* [Work required]:
The data below must be copied in full and without any change.

* [Data provided]:
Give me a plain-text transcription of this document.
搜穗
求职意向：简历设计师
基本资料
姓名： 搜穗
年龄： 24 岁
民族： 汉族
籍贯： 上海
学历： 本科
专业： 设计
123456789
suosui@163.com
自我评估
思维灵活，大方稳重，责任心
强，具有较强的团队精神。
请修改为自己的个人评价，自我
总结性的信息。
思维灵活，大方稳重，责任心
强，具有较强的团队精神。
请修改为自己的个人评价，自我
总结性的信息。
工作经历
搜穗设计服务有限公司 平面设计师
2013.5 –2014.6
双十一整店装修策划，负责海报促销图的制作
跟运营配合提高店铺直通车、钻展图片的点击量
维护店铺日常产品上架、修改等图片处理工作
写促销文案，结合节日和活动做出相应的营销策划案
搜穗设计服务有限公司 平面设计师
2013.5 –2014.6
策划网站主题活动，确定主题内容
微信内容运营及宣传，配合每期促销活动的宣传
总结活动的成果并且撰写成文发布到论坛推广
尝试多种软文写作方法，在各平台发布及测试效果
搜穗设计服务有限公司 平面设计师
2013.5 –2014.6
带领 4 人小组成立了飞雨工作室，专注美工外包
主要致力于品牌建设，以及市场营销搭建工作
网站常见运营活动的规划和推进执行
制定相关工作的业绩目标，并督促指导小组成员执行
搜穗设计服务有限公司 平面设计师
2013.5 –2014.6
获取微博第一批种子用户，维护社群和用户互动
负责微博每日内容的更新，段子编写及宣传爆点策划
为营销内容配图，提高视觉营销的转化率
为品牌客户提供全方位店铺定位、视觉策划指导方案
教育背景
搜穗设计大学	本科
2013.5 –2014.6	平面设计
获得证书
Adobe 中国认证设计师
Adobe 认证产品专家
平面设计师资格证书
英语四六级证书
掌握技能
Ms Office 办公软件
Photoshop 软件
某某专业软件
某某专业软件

* [Complete output]:
Give me a plain-text transcription of this document.
搜穗
求职意向：简历设计师
基本资料
姓名： 搜穗
年龄： 24 岁
民族： 汉族
籍贯： 上海
学历： 本科
专业： 设计
123456789
suosui@163.com
自我评估
思维灵活，大方稳重，责任心
强，具有较强的团队精神。
请修改为自己的个人评价，自我
总结性的信息。
思维灵活，大方稳重，责任心
强，具有较强的团队精神。
请修改为自己的个人评价，自我
总结性的信息。
工作经历
搜穗设计服务有限公司 平面设计师
2013.5 –2014.6
双十一整店装修策划，负责海报促销图的制作
跟运营配合提高店铺直通车、钻展图片的点击量
维护店铺日常产品上架、修改等图片处理工作
写促销文案，结合节日和活动做出相应的营销策划案
搜穗设计服务有限公司 平面设计师
2013.5 –2014.6
策划网站主题活动，确定主题内容
微信内容运营及宣传，配合每期促销活动的宣传
总结活动的成果并且撰写成文发布到论坛推广
尝试多种软文写作方法，在各平台发布及测试效果
搜穗设计服务有限公司 平面设计师
2013.5 –2014.6
带领 4 人小组成立了飞雨工作室，专注美工外包
主要致力于品牌建设，以及市场营销搭建工作
网站常见运营活动的规划和推进执行
制定相关工作的业绩目标，并督促指导小组成员执行
搜穗设计服务有限公司 平面设计师
2013.5 –2014.6
获取微博第一批种子用户，维护社群和用户互动
负责微博每日内容的更新，段子编写及宣传爆点策划
为营销内容配图，提高视觉营销的转化率
为品牌客户提供全方位店铺定位、视觉策划指导方案
教育背景
搜穗设计大学	本科
2013.5 –2014.6	平面设计
获得证书
Adobe 中国认证设计师
Adobe 认证产品专家
平面设计师资格证书
英语四六级证书
掌握技能
Ms Office 办公软件
Photoshop 软件
某某专业软件
某某专业软件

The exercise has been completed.